-------- Passage --------
**Plaque Barcoding pipeline**  
Follow along our analysis steps and reproduce our results with the scripts below.  

**Dependencies**
* epicBarcoder (custom library on github)
* pandas
* pear
* usearch v9.2
* sina v1.2.11
* fasttree

In [29]:
import os
import sys
import subprocess
import epicBarcoder as eb
from itertools import combinations
from scipy.stats import poisson
import pandas as pd

In [2]:
#Set up personal computing environment with paths to necessary tools and data directories
env = os.environ
dataDir = '/home/ubuntu/users/sjspence/170214_OM8/04_jupyter/'
pearPath = '/usr/local/bin/pear'
usearchPath = '/home/ubuntu/users/sjspence/tools/usearch9.2.64_i86linux32'
sinaPath = '/home/ubuntu/bin/sina-1.2.11/sina'
fasttreePath = '/home/ubuntu/bin/FastTree_dd'

In [8]:
#Import and edit mapping file
sampIDs = []
mapping = {}
readCounts = {}
with open(dataDir + 'OM8_map.txt', 'r') as inFile:
    for line in inFile:
        if '#' not in line:
            line = line.strip().split('\t')
            mapping[line[1]] = line[0].replace('_','s')
            readCounts[line[1]] = 0
            sampIDs.append(line[0].replace('_','s'))
inFile.close()

In [None]:
#Join paired-end reads
subprocess.call([pearPath, '-f', dataDir + '170214Alm_D17-2046_1_sequence.fastq', 
                 '-r', dataDir + '170214Alm_D17-2046_2_sequence.fastq', '-o', dataDir + '01_pear'])

In [16]:
#Break up file into pieces that usearch can use (5 million lines each)
#Run this to completion before running next section
inFile = open(dataDir + '01_pear.assembled.fastq', 'r')
if not os.path.exists(dataDir + '02_pearSplits/'):
    os.makedirs(dataDir + '02_pearSplits/')
i = 0
j = 1
partFile = open(dataDir + '02_pearSplits/pear_' + str(j) + '.fastq', 'w')
for line in inFile:
    if i >= j*5000000:
        partFile.close()
        j += 1
        partFile = open(dataDir + '02_pearSplits/pear_' + str(j) + '.fastq', 'w')
    partFile.write(line)
    i += 1
partFile.close()
inFile.close()
print(i)

71812424


In [23]:
#Quality filter with usearch 9 max-error rate
def qualFilter(inFile, outFile):
    subprocess.call([usearchPath, "-fastq_filter", inFile, "-fastq_minlen", '100', '-fastq_maxee_rate', '0.01',
                     "-fastqout", outFile], env=env)
for filename in os.listdir(dataDir + '02_pearSplits/'):
    qualFilter(dataDir + '02_pearSplits/' + filename, dataDir + '02_pearSplits/' + filename.replace('.fastq','filt.fastq'))

In [25]:
#Join quality-filtered files back into a single file for processing
with open(dataDir + '02_pear_filt.fastq', 'w') as outfile:
    for fname in os.listdir(dataDir + '02_pearSplits/'):
        if 'filt' in fname:
            with open(dataDir + '02_pearSplits/' + fname, 'r') as infile:
                for line in infile:
                    outfile.write(line)
-------- Information --------
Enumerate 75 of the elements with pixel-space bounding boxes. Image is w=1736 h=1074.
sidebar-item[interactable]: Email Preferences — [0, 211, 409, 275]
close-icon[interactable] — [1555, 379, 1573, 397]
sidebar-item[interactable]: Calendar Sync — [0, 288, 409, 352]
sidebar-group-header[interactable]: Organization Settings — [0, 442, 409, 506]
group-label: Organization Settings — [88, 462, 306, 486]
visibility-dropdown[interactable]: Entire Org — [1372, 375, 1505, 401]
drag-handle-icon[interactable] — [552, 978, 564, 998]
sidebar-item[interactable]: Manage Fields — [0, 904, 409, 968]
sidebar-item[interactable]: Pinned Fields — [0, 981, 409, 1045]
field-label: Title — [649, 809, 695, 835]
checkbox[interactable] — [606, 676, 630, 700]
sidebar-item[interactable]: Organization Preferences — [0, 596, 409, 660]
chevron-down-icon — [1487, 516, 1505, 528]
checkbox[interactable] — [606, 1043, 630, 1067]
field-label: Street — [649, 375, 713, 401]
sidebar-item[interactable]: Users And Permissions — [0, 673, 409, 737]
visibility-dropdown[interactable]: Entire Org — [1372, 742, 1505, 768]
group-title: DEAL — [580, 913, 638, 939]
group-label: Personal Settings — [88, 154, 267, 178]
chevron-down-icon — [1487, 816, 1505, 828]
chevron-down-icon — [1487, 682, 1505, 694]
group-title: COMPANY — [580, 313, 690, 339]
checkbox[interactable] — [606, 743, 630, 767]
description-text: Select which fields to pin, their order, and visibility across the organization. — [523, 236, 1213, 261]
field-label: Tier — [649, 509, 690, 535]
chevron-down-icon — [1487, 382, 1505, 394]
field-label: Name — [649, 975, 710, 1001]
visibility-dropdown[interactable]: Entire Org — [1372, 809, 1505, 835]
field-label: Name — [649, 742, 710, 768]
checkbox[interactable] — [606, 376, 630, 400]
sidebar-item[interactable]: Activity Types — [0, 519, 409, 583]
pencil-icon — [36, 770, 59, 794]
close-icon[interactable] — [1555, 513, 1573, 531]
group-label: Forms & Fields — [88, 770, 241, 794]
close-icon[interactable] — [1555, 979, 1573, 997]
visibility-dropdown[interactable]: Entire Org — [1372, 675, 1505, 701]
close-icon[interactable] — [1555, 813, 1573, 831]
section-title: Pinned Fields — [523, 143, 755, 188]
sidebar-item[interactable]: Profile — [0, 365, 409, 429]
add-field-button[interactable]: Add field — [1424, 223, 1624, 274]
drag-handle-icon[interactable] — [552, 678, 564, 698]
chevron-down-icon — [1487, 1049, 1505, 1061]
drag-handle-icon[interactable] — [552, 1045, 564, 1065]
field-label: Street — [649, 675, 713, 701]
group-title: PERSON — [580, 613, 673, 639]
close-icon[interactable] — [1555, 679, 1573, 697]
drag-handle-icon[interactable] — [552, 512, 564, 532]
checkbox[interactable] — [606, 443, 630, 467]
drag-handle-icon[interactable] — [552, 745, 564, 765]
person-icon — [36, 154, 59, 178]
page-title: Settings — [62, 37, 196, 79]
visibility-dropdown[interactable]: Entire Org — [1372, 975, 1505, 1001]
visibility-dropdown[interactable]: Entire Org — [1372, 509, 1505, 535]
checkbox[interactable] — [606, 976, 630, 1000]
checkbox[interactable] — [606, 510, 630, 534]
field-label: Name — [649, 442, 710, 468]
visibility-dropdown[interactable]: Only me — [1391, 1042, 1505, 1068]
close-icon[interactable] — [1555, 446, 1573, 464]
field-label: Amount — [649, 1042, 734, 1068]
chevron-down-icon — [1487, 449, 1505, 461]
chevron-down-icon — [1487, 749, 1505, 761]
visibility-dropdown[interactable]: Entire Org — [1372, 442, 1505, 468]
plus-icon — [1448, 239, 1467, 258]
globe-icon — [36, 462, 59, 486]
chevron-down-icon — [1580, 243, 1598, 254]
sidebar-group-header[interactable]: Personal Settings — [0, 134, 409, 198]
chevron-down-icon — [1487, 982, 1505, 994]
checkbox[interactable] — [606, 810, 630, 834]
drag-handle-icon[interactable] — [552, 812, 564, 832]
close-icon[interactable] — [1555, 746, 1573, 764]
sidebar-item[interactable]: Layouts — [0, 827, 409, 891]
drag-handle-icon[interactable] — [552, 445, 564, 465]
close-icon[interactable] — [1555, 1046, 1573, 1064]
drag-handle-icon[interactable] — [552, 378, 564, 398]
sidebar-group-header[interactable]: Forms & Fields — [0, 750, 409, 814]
--------
▶ **Task statement**
Output the part of the plaque barcoding pipeline from "readCounts[line[1]] = 0" to "open(dataDir + '01_pear.assembled.fastq', 'r')" with no changes.

▶ **Written solution**
readCounts[line[1]] = 0
            sampIDs.append(line[0].replace('_','s'))
inFile.close()

In [None]:
#Join paired-end reads
subprocess.call([pearPath, '-f', dataDir + '170214Alm_D17-2046_1_sequence.fastq', 
                 '-r', dataDir + '170214Alm_D17-2046_2_sequence.fastq', '-o', dataDir + '01_pear'])

In [16]:
#Break up file into pieces that usearch can use (5 million lines each)
#Run this to completion before running next section
inFile = open(dataDir + '01_pear.assembled.fastq', 'r')